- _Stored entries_
****************************************

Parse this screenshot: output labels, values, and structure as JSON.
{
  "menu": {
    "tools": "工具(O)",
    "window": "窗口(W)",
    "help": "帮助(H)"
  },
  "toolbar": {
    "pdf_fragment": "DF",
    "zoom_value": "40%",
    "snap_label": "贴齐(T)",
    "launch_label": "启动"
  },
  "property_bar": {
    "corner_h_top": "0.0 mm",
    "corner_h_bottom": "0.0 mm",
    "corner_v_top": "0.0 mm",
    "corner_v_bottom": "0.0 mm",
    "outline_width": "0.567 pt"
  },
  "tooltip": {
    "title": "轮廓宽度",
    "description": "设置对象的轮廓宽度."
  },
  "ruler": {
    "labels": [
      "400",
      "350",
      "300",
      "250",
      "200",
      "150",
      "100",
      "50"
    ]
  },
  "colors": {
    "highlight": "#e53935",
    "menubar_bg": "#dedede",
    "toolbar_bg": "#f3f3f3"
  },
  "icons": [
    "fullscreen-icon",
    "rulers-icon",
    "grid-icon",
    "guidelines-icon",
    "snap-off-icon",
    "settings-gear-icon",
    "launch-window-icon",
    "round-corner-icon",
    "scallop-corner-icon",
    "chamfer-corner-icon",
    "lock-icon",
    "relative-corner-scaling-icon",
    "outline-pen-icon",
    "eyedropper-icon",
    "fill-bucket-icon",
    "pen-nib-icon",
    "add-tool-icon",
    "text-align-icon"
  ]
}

****************************************

- _REQUIRED WORK_
Restate each of the entries above verbatim.

- _FULL RESPONSE_
Parse this screenshot: output labels, values, and structure as JSON.
{
  "menu": {
    "tools": "工具(O)",
    "window": "窗口(W)",
    "help": "帮助(H)"
  },
  "toolbar": {
    "pdf_fragment": "DF",
    "zoom_value": "40%",
    "snap_label": "贴齐(T)",
    "launch_label": "启动"
  },
  "property_bar": {
    "corner_h_top": "0.0 mm",
    "corner_h_bottom": "0.0 mm",
    "corner_v_top": "0.0 mm",
    "corner_v_bottom": "0.0 mm",
    "outline_width": "0.567 pt"
  },
  "tooltip": {
    "title": "轮廓宽度",
    "description": "设置对象的轮廓宽度."
  },
  "ruler": {
    "labels": [
      "400",
      "350",
      "300",
      "250",
      "200",
      "150",
      "100",
      "50"
    ]
  },
  "colors": {
    "highlight": "#e53935",
    "menubar_bg": "#dedede",
    "toolbar_bg": "#f3f3f3"
  },
  "icons": [
    "fullscreen-icon",
    "rulers-icon",
    "grid-icon",
    "guidelines-icon",
    "snap-off-icon",
    "settings-gear-icon",
    "launch-window-icon",
    "round-corner-icon",
    "scallop-corner-icon",
    "chamfer-corner-icon",
    "lock-icon",
    "relative-corner-scaling-icon",
    "outline-pen-icon",
    "eyedropper-icon",
    "fill-bucket-icon",
    "pen-nib-icon",
    "add-tool-icon",
    "text-align-icon"
  ]
}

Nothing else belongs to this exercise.